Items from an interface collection
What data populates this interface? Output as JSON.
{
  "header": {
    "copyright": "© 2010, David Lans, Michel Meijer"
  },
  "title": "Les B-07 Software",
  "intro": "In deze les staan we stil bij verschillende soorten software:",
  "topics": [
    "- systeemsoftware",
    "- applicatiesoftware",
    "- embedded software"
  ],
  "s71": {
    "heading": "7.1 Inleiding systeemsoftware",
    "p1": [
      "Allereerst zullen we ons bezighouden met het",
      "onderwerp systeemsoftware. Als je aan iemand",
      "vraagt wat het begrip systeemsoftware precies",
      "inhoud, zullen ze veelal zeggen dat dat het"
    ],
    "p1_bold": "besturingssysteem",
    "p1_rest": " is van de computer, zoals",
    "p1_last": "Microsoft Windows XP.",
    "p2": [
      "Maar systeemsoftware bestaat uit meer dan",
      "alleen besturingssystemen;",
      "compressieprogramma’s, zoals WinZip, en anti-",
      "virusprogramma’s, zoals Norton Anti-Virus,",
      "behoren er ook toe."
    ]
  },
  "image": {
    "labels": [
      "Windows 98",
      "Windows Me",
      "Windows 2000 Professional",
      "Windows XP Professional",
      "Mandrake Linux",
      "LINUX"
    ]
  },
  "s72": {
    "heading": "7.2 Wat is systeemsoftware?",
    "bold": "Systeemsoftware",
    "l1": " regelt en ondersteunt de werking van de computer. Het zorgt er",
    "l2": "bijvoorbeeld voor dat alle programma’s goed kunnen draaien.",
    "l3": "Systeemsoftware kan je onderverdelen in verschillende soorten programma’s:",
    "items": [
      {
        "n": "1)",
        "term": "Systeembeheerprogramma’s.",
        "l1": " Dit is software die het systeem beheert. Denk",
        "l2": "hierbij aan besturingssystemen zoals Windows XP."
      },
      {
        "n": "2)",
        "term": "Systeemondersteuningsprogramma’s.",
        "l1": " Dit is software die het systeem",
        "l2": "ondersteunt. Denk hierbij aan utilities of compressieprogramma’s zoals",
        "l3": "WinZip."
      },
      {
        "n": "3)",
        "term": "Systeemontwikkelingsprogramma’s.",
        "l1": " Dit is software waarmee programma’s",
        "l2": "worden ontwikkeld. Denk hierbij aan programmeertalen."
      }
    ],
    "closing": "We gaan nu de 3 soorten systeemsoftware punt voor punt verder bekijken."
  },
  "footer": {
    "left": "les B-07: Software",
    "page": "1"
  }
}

(Task directions) Look through the data above. Copy every line with the string "Denk" in it.

(Response)
        "l1": " Dit is software die het systeem beheert. Denk",
        "l2": "ondersteunt. Denk hierbij aan utilities of compressieprogramma’s zoals",
        "l2": "worden ontwikkeld. Denk hierbij aan programmeertalen."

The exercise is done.